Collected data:
***

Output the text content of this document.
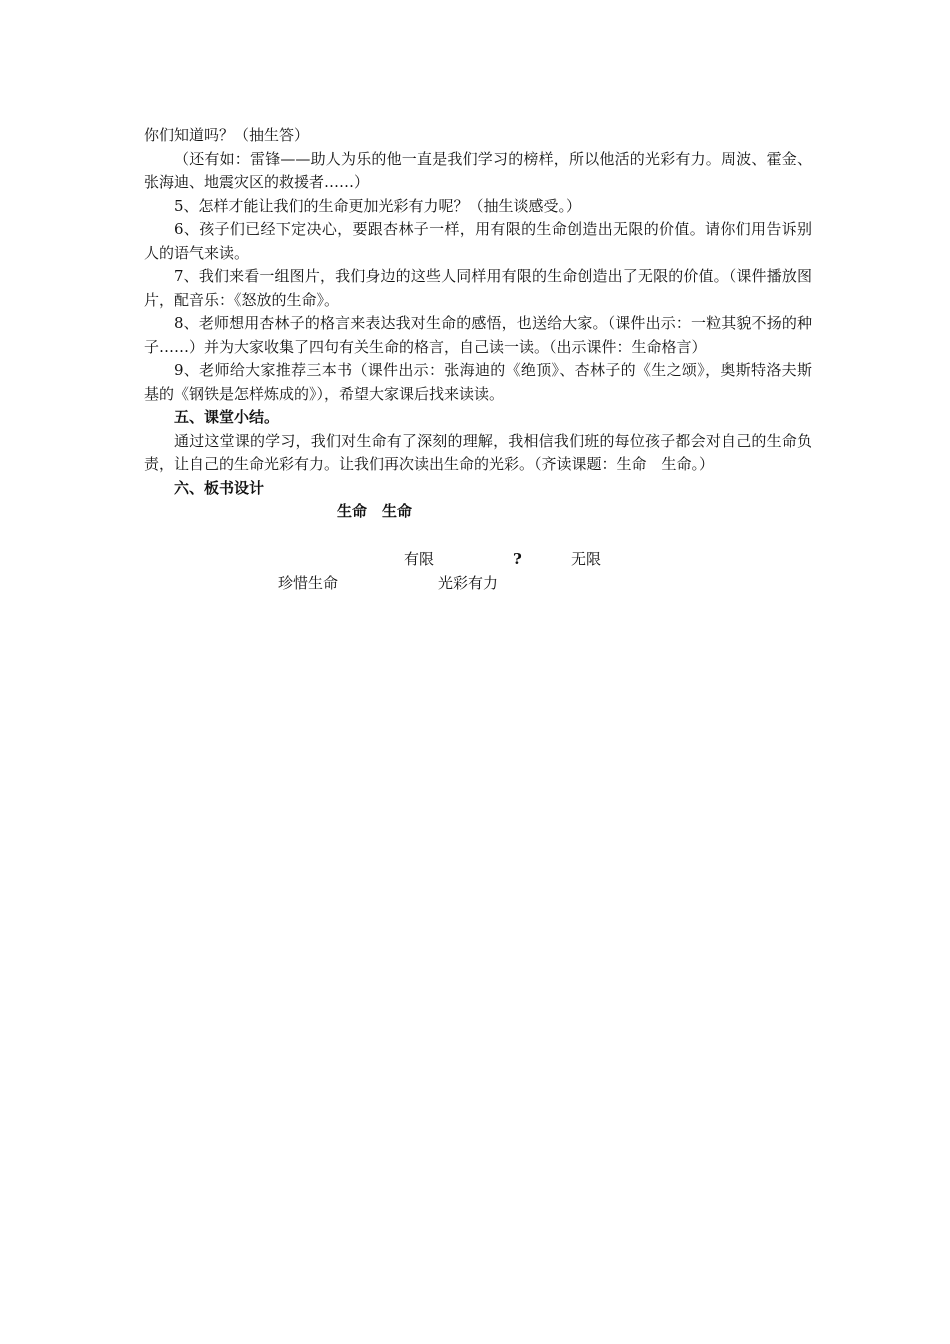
你们知道吗？（抽生答）

（还有如：雷锋——助人为乐的他一直是我们学习的榜样，所以他活的光彩有力。周波、霍金、张海迪、地震灾区的救援者……）

5、怎样才能让我们的生命更加光彩有力呢？（抽生谈感受。）

6、孩子们已经下定决心，要跟杏林子一样，用有限的生命创造出无限的价值。请你们用告诉别人的语气来读。

7、我们来看一组图片，我们身边的这些人同样用有限的生命创造出了无限的价值。（课件播放图片，配音乐：《怒放的生命》。

8、老师想用杏林子的格言来表达我对生命的感悟，也送给大家。（课件出示：一粒其貌不扬的种子……）并为大家收集了四句有关生命的格言，自己读一读。（出示课件：生命格言）

9、老师给大家推荐三本书（课件出示：张海迪的《绝顶》、杏林子的《生之颂》，奥斯特洛夫斯基的《钢铁是怎样炼成的》），希望大家课后找来读读。

五、课堂小结。

通过这堂课的学习，我们对生命有了深刻的理解，我相信我们班的每位孩子都会对自己的生命负责，让自己的生命光彩有力。让我们再次读出生命的光彩。（齐读课题：生命　生命。）

六、板书设计

生命　生命
有限	?	无限
珍惜生命	光彩有力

***

AIM:
Copy each line of the records above that carries the word "课件出示".

ANSWER FOR THIS EXERCISE:
8、老师想用杏林子的格言来表达我对生命的感悟，也送给大家。（课件出示：一粒其貌不扬的种子……）并为大家收集了四句有关生命的格言，自己读一读。（出示课件：生命格言）
9、老师给大家推荐三本书（课件出示：张海迪的《绝顶》、杏林子的《生之颂》，奥斯特洛夫斯基的《钢铁是怎样炼成的》），希望大家课后找来读读。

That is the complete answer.